AIM OF THE EXERCISE:
Transcribe the listing that follows in full, omitting pictures.

====================

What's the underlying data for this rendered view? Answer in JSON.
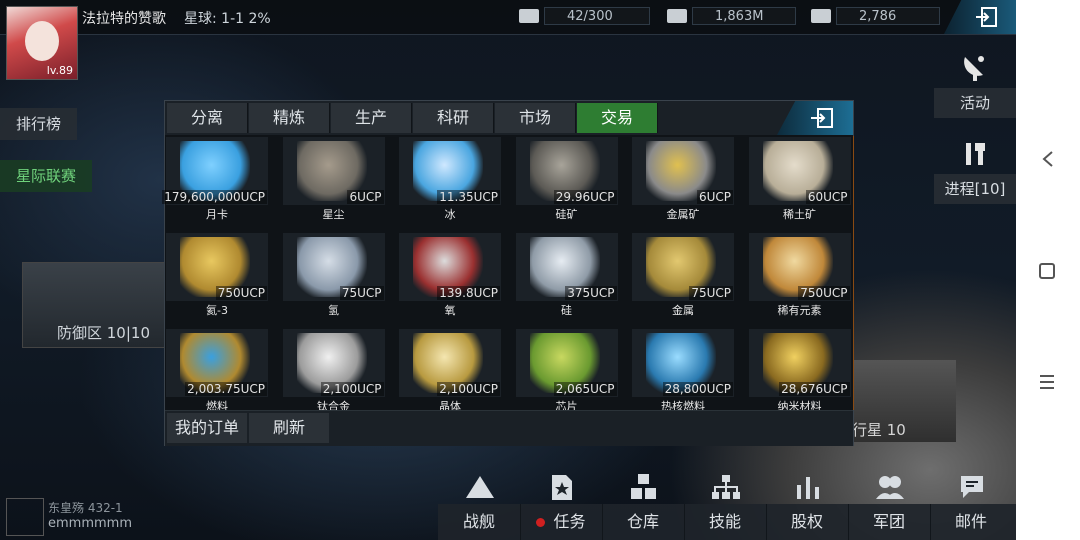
{
  "player": {
    "name": "法拉特的赞歌",
    "level": "lv.89",
    "planet": "星球: 1-1  2%"
  },
  "resources": [
    {
      "icon": "energy-icon",
      "value": "42/300"
    },
    {
      "icon": "money-icon",
      "value": "1,863M"
    },
    {
      "icon": "card-icon",
      "value": "2,786"
    }
  ],
  "left_menu": {
    "ranking": "排行榜",
    "league": "星际联赛",
    "defense": "防御区 10|10"
  },
  "right_menu": {
    "activity": "活动",
    "progress": "进程[10]",
    "planet": "行星 10"
  },
  "modal": {
    "tabs": [
      "分离",
      "精炼",
      "生产",
      "科研",
      "市场",
      "交易"
    ],
    "active_tab": "交易",
    "items": [
      {
        "name": "月卡",
        "price": "179,600,000UCP",
        "icon": "card-icon"
      },
      {
        "name": "星尘",
        "price": "6UCP",
        "icon": "stardust-icon"
      },
      {
        "name": "冰",
        "price": "11.35UCP",
        "icon": "ice-icon"
      },
      {
        "name": "硅矿",
        "price": "29.96UCP",
        "icon": "silicon-ore-icon"
      },
      {
        "name": "金属矿",
        "price": "6UCP",
        "icon": "metal-ore-icon"
      },
      {
        "name": "稀土矿",
        "price": "60UCP",
        "icon": "rare-earth-icon"
      },
      {
        "name": "氦-3",
        "price": "750UCP",
        "icon": "helium-icon"
      },
      {
        "name": "氢",
        "price": "75UCP",
        "icon": "hydrogen-icon"
      },
      {
        "name": "氧",
        "price": "139.8UCP",
        "icon": "oxygen-icon"
      },
      {
        "name": "硅",
        "price": "375UCP",
        "icon": "silicon-icon"
      },
      {
        "name": "金属",
        "price": "75UCP",
        "icon": "metal-icon"
      },
      {
        "name": "稀有元素",
        "price": "750UCP",
        "icon": "flask-icon"
      },
      {
        "name": "燃料",
        "price": "2,003.75UCP",
        "icon": "fuel-icon"
      },
      {
        "name": "钛合金",
        "price": "2,100UCP",
        "icon": "titanium-icon"
      },
      {
        "name": "晶体",
        "price": "2,100UCP",
        "icon": "crystal-icon"
      },
      {
        "name": "芯片",
        "price": "2,065UCP",
        "icon": "chip-icon"
      },
      {
        "name": "热核燃料",
        "price": "28,800UCP",
        "icon": "fusion-fuel-icon"
      },
      {
        "name": "纳米材料",
        "price": "28,676UCP",
        "icon": "nano-material-icon"
      }
    ],
    "buttons": {
      "my_orders": "我的订单",
      "refresh": "刷新"
    }
  },
  "bottom_nav": [
    "战舰",
    "任务",
    "仓库",
    "技能",
    "股权",
    "军团",
    "邮件"
  ],
  "chat": {
    "line1": "东皇殇 432-1",
    "line2": "emmmmmm"
  },
  "colors": {
    "active_tab": "#2e7d32",
    "league_text": "#6fd17b",
    "notification": "#d02020"
  }
}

====================

RESULT BELOW:
What's the underlying data for this rendered view? Answer in JSON.
{
  "player": {
    "name": "法拉特的赞歌",
    "level": "lv.89",
    "planet": "星球: 1-1  2%"
  },
  "resources": [
    {
      "icon": "energy-icon",
      "value": "42/300"
    },
    {
      "icon": "money-icon",
      "value": "1,863M"
    },
    {
      "icon": "card-icon",
      "value": "2,786"
    }
  ],
  "left_menu": {
    "ranking": "排行榜",
    "league": "星际联赛",
    "defense": "防御区 10|10"
  },
  "right_menu": {
    "activity": "活动",
    "progress": "进程[10]",
    "planet": "行星 10"
  },
  "modal": {
    "tabs": [
      "分离",
      "精炼",
      "生产",
      "科研",
      "市场",
      "交易"
    ],
    "active_tab": "交易",
    "items": [
      {
        "name": "月卡",
        "price": "179,600,000UCP",
        "icon": "card-icon"
      },
      {
        "name": "星尘",
        "price": "6UCP",
        "icon": "stardust-icon"
      },
      {
        "name": "冰",
        "price": "11.35UCP",
        "icon": "ice-icon"
      },
      {
        "name": "硅矿",
        "price": "29.96UCP",
        "icon": "silicon-ore-icon"
      },
      {
        "name": "金属矿",
        "price": "6UCP",
        "icon": "metal-ore-icon"
      },
      {
        "name": "稀土矿",
        "price": "60UCP",
        "icon": "rare-earth-icon"
      },
      {
        "name": "氦-3",
        "price": "750UCP",
        "icon": "helium-icon"
      },
      {
        "name": "氢",
        "price": "75UCP",
        "icon": "hydrogen-icon"
      },
      {
        "name": "氧",
        "price": "139.8UCP",
        "icon": "oxygen-icon"
      },
      {
        "name": "硅",
        "price": "375UCP",
        "icon": "silicon-icon"
      },
      {
        "name": "金属",
        "price": "75UCP",
        "icon": "metal-icon"
      },
      {
        "name": "稀有元素",
        "price": "750UCP",
        "icon": "flask-icon"
      },
      {
        "name": "燃料",
        "price": "2,003.75UCP",
        "icon": "fuel-icon"
      },
      {
        "name": "钛合金",
        "price": "2,100UCP",
        "icon": "titanium-icon"
      },
      {
        "name": "晶体",
        "price": "2,100UCP",
        "icon": "crystal-icon"
      },
      {
        "name": "芯片",
        "price": "2,065UCP",
        "icon": "chip-icon"
      },
      {
        "name": "热核燃料",
        "price": "28,800UCP",
        "icon": "fusion-fuel-icon"
      },
      {
        "name": "纳米材料",
        "price": "28,676UCP",
        "icon": "nano-material-icon"
      }
    ],
    "buttons": {
      "my_orders": "我的订单",
      "refresh": "刷新"
    }
  },
  "bottom_nav": [
    "战舰",
    "任务",
    "仓库",
    "技能",
    "股权",
    "军团",
    "邮件"
  ],
  "chat": {
    "line1": "东皇殇 432-1",
    "line2": "emmmmmm"
  },
  "colors": {
    "active_tab": "#2e7d32",
    "league_text": "#6fd17b",
    "notification": "#d02020"
  }
}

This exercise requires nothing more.